WHAT IS EXPECTED:
The records that follow must be repeated verbatim, every one of them.

══════

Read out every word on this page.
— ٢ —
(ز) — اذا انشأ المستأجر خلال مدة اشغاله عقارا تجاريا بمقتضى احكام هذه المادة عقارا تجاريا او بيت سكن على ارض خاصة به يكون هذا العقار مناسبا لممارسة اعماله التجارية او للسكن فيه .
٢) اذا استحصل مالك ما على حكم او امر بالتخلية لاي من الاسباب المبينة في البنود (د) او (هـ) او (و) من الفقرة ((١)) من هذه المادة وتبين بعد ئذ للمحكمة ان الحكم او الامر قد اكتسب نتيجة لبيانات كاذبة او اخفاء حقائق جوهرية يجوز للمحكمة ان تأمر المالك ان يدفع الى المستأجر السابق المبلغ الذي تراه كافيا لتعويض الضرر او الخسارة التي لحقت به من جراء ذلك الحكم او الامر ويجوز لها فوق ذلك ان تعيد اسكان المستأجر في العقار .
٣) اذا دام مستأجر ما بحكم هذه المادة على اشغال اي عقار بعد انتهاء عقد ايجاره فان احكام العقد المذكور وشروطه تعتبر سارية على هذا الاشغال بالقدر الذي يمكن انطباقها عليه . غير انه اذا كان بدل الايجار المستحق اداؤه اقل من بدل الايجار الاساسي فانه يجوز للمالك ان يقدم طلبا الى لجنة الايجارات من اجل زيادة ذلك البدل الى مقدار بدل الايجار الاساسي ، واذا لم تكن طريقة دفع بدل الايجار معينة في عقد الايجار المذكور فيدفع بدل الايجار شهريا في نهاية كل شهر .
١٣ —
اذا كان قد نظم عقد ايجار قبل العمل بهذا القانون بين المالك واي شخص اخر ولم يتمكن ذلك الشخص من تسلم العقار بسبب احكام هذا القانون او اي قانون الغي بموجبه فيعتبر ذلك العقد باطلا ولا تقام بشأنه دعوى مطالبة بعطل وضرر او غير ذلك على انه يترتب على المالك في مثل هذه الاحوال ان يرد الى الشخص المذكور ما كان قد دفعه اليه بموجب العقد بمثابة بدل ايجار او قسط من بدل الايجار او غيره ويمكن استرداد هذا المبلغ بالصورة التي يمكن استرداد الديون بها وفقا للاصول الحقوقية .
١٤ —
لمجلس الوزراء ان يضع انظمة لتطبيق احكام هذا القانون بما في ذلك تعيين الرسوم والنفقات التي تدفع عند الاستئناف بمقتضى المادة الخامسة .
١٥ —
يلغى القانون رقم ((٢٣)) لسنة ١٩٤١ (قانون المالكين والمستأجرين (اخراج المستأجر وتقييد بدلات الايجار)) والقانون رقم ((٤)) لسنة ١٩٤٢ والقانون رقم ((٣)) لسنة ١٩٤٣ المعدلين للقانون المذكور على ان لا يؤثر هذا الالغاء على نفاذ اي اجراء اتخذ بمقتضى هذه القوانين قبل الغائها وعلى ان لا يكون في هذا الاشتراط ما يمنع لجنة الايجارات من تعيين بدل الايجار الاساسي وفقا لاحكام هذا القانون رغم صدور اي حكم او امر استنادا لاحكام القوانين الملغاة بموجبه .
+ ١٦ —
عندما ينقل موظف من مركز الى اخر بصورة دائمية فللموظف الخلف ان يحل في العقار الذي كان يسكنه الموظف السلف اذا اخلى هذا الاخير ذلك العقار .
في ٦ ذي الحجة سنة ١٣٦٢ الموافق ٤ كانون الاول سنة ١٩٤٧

══════

EXPECTED OUTPUT:
Read out every word on this page.
— ٢ —
(ز) — اذا انشأ المستأجر خلال مدة اشغاله عقارا تجاريا بمقتضى احكام هذه المادة عقارا تجاريا او بيت سكن على ارض خاصة به يكون هذا العقار مناسبا لممارسة اعماله التجارية او للسكن فيه .
٢) اذا استحصل مالك ما على حكم او امر بالتخلية لاي من الاسباب المبينة في البنود (د) او (هـ) او (و) من الفقرة ((١)) من هذه المادة وتبين بعد ئذ للمحكمة ان الحكم او الامر قد اكتسب نتيجة لبيانات كاذبة او اخفاء حقائق جوهرية يجوز للمحكمة ان تأمر المالك ان يدفع الى المستأجر السابق المبلغ الذي تراه كافيا لتعويض الضرر او الخسارة التي لحقت به من جراء ذلك الحكم او الامر ويجوز لها فوق ذلك ان تعيد اسكان المستأجر في العقار .
٣) اذا دام مستأجر ما بحكم هذه المادة على اشغال اي عقار بعد انتهاء عقد ايجاره فان احكام العقد المذكور وشروطه تعتبر سارية على هذا الاشغال بالقدر الذي يمكن انطباقها عليه . غير انه اذا كان بدل الايجار المستحق اداؤه اقل من بدل الايجار الاساسي فانه يجوز للمالك ان يقدم طلبا الى لجنة الايجارات من اجل زيادة ذلك البدل الى مقدار بدل الايجار الاساسي ، واذا لم تكن طريقة دفع بدل الايجار معينة في عقد الايجار المذكور فيدفع بدل الايجار شهريا في نهاية كل شهر .
١٣ —
اذا كان قد نظم عقد ايجار قبل العمل بهذا القانون بين المالك واي شخص اخر ولم يتمكن ذلك الشخص من تسلم العقار بسبب احكام هذا القانون او اي قانون الغي بموجبه فيعتبر ذلك العقد باطلا ولا تقام بشأنه دعوى مطالبة بعطل وضرر او غير ذلك على انه يترتب على المالك في مثل هذه الاحوال ان يرد الى الشخص المذكور ما كان قد دفعه اليه بموجب العقد بمثابة بدل ايجار او قسط من بدل الايجار او غيره ويمكن استرداد هذا المبلغ بالصورة التي يمكن استرداد الديون بها وفقا للاصول الحقوقية .
١٤ —
لمجلس الوزراء ان يضع انظمة لتطبيق احكام هذا القانون بما في ذلك تعيين الرسوم والنفقات التي تدفع عند الاستئناف بمقتضى المادة الخامسة .
١٥ —
يلغى القانون رقم ((٢٣)) لسنة ١٩٤١ (قانون المالكين والمستأجرين (اخراج المستأجر وتقييد بدلات الايجار)) والقانون رقم ((٤)) لسنة ١٩٤٢ والقانون رقم ((٣)) لسنة ١٩٤٣ المعدلين للقانون المذكور على ان لا يؤثر هذا الالغاء على نفاذ اي اجراء اتخذ بمقتضى هذه القوانين قبل الغائها وعلى ان لا يكون في هذا الاشتراط ما يمنع لجنة الايجارات من تعيين بدل الايجار الاساسي وفقا لاحكام هذا القانون رغم صدور اي حكم او امر استنادا لاحكام القوانين الملغاة بموجبه .
+ ١٦ —
عندما ينقل موظف من مركز الى اخر بصورة دائمية فللموظف الخلف ان يحل في العقار الذي كان يسكنه الموظف السلف اذا اخلى هذا الاخير ذلك العقار .
في ٦ ذي الحجة سنة ١٣٦٢ الموافق ٤ كانون الاول سنة ١٩٤٧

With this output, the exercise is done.